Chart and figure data
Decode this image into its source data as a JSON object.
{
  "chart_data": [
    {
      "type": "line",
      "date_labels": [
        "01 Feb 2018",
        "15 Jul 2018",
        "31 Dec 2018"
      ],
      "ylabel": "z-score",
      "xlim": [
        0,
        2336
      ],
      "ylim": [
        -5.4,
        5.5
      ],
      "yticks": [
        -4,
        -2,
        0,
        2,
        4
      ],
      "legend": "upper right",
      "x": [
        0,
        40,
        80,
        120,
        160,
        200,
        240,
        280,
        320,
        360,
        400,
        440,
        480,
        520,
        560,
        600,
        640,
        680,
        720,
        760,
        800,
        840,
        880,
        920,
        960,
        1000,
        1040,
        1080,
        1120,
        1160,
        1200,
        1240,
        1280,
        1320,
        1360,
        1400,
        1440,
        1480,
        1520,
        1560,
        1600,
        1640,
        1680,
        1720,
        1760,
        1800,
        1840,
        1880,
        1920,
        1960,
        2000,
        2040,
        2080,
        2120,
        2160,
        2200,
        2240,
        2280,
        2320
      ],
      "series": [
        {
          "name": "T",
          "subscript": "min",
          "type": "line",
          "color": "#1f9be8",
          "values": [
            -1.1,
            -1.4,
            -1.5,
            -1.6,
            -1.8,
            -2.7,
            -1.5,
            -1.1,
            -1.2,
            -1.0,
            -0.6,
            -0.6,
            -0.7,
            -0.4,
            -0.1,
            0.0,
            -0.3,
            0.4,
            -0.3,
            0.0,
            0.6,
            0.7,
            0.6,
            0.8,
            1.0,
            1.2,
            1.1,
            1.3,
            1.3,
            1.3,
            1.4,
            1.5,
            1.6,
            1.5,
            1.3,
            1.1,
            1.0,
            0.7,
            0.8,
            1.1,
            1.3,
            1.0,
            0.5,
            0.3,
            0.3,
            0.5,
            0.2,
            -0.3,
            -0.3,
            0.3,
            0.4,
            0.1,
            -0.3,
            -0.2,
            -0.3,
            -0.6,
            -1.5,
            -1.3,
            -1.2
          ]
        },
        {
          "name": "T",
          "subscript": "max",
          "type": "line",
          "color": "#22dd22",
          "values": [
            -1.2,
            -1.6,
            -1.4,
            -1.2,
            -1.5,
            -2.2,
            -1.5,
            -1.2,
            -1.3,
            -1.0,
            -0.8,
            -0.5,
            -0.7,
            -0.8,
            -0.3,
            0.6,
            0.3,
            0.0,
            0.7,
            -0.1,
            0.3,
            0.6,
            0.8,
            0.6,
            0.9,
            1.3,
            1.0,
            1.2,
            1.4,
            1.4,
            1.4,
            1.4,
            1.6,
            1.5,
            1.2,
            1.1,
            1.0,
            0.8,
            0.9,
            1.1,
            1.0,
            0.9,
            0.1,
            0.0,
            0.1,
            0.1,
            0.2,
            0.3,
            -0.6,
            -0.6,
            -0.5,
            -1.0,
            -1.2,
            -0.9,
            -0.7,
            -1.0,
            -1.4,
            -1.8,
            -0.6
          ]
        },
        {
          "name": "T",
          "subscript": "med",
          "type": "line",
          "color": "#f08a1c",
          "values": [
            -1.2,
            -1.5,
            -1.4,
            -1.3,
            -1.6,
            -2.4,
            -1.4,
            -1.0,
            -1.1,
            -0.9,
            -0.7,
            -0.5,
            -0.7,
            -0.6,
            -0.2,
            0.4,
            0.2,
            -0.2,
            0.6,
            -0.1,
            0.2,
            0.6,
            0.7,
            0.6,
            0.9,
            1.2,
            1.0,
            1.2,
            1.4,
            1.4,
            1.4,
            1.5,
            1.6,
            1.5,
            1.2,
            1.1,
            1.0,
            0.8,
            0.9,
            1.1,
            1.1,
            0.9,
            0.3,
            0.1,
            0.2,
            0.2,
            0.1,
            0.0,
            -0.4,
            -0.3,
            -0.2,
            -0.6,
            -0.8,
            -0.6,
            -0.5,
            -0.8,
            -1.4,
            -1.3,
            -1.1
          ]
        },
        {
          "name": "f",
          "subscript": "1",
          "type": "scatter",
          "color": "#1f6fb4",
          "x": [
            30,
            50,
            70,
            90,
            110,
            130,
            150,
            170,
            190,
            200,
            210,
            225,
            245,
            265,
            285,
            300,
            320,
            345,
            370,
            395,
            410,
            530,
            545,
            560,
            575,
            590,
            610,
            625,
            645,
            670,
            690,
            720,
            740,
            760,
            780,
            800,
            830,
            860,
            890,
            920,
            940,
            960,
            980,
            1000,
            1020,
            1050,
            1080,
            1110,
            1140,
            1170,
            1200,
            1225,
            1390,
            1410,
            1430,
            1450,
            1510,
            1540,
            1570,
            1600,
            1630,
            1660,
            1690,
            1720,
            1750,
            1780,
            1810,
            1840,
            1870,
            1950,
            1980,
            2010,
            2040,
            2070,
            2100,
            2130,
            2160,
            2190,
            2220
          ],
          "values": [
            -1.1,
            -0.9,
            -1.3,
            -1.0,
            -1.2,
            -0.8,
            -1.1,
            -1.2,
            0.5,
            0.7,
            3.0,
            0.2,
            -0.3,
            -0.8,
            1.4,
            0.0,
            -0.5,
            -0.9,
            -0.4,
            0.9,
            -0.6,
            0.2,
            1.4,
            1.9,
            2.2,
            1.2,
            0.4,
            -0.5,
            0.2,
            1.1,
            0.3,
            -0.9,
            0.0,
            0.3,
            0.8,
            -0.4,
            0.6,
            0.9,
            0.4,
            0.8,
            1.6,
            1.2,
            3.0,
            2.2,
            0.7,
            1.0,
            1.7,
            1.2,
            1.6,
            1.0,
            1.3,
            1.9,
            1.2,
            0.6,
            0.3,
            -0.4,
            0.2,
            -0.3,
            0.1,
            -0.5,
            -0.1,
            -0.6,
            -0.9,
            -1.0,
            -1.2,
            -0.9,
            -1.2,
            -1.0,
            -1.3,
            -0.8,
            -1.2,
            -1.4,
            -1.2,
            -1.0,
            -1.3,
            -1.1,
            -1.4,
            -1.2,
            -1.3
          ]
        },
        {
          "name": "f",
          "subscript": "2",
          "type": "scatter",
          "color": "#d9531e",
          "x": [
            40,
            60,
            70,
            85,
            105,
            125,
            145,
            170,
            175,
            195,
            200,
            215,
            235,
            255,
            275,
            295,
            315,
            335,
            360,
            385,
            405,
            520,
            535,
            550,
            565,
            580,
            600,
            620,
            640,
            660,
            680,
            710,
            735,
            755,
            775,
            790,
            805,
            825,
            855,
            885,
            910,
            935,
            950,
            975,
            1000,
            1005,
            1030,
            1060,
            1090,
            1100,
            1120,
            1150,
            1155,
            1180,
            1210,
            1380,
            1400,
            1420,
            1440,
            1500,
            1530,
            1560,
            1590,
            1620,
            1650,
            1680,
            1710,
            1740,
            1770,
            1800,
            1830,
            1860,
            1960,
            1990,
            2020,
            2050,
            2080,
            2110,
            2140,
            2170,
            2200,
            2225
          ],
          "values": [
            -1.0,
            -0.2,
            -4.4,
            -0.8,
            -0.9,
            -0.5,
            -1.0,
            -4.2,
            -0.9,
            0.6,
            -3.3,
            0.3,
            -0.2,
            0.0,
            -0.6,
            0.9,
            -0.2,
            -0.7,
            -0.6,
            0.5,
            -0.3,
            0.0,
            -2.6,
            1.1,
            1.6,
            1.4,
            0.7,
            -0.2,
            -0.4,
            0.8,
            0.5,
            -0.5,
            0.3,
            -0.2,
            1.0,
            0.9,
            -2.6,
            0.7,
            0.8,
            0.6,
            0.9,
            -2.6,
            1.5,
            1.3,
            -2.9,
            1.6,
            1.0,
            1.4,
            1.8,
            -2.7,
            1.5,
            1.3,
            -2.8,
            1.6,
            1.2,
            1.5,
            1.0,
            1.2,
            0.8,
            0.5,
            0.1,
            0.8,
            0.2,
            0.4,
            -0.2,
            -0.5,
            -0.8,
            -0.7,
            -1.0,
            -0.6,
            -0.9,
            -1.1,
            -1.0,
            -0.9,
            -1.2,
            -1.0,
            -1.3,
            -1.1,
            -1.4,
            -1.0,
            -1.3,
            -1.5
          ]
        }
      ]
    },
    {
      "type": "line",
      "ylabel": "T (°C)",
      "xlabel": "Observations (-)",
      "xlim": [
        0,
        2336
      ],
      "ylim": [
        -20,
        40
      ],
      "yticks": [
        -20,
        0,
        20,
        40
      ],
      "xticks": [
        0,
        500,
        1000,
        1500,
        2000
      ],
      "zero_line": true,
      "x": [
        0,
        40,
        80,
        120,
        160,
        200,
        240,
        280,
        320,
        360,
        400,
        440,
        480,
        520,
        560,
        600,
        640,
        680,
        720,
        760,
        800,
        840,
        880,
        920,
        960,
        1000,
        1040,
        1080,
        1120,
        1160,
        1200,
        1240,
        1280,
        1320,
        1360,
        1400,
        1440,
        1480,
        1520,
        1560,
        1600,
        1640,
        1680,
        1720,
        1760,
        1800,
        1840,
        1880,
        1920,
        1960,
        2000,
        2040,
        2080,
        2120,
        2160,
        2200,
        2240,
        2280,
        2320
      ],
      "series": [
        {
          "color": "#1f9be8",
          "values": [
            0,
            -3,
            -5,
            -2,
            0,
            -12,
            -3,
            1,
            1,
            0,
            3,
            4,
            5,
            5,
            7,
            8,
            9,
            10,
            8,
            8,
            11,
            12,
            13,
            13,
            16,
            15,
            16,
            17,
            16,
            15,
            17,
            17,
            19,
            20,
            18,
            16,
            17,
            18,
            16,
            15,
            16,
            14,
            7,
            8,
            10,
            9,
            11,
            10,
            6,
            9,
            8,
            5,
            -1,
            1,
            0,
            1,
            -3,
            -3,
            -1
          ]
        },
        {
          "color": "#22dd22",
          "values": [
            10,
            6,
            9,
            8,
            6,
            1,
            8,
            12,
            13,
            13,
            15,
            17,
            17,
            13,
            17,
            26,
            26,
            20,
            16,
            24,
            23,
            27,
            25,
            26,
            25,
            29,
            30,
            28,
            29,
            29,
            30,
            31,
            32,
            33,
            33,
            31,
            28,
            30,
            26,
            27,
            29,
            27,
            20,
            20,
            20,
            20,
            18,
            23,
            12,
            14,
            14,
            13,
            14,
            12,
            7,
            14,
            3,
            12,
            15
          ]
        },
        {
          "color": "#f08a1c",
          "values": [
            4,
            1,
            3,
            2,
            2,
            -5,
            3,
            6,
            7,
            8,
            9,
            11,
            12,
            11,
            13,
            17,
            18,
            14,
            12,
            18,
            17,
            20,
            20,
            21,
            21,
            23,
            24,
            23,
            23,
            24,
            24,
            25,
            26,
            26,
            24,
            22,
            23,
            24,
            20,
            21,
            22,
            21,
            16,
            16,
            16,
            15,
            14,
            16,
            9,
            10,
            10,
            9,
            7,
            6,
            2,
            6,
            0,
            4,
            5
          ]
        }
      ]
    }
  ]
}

**Your instructions**
Copy every line that contains the string "subscript".

**Final result**
          "subscript": "min",
          "subscript": "max",
          "subscript": "med",
          "subscript": "1",
          "subscript": "2",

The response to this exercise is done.